:: Problem to work on ::
What lines of the data include the string "icon"? Copy them all.

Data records
※ ※ ※

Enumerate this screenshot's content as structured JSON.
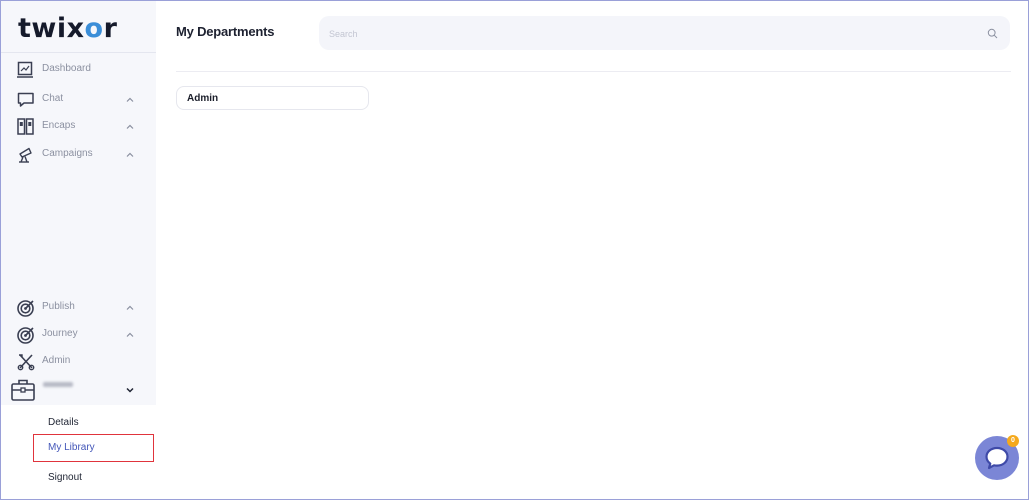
{
  "brand": {
    "logo_text_a": "twix",
    "logo_text_o": "o",
    "logo_text_b": "r"
  },
  "sidebar": {
    "items": [
      {
        "label": "Dashboard",
        "icon": "chart-monitor-icon",
        "expandable": false
      },
      {
        "label": "Chat",
        "icon": "chat-bubble-icon",
        "expandable": true
      },
      {
        "label": "Encaps",
        "icon": "binders-icon",
        "expandable": true
      },
      {
        "label": "Campaigns",
        "icon": "megaphone-icon",
        "expandable": true
      },
      {
        "label": "Publish",
        "icon": "target-icon",
        "expandable": true
      },
      {
        "label": "Journey",
        "icon": "target-icon",
        "expandable": true
      },
      {
        "label": "Admin",
        "icon": "tools-icon",
        "expandable": false
      }
    ],
    "department": {
      "icon": "briefcase-icon",
      "expanded": true
    },
    "sub_items": [
      {
        "label": "Details"
      },
      {
        "label": "My Library",
        "active": true
      },
      {
        "label": "Signout"
      }
    ]
  },
  "main": {
    "title": "My Departments",
    "search": {
      "placeholder": "Search",
      "icon": "search-icon"
    },
    "departments": [
      {
        "name": "Admin"
      }
    ]
  },
  "chat_widget": {
    "badge_count": "0",
    "icon": "chat-bubble-icon"
  },
  "colors": {
    "accent": "#4356b8",
    "sidebar_bg": "#f6f7fb",
    "active_border": "#e0343c",
    "fab": "#7b86d6",
    "badge": "#f5a91c"
  }
}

※ ※ ※

:: Written response ::
        "icon": "chart-monitor-icon",
        "icon": "chat-bubble-icon",
        "icon": "binders-icon",
        "icon": "megaphone-icon",
        "icon": "target-icon",
        "icon": "target-icon",
        "icon": "tools-icon",
      "icon": "briefcase-icon",
      "icon": "search-icon"
    "icon": "chat-bubble-icon"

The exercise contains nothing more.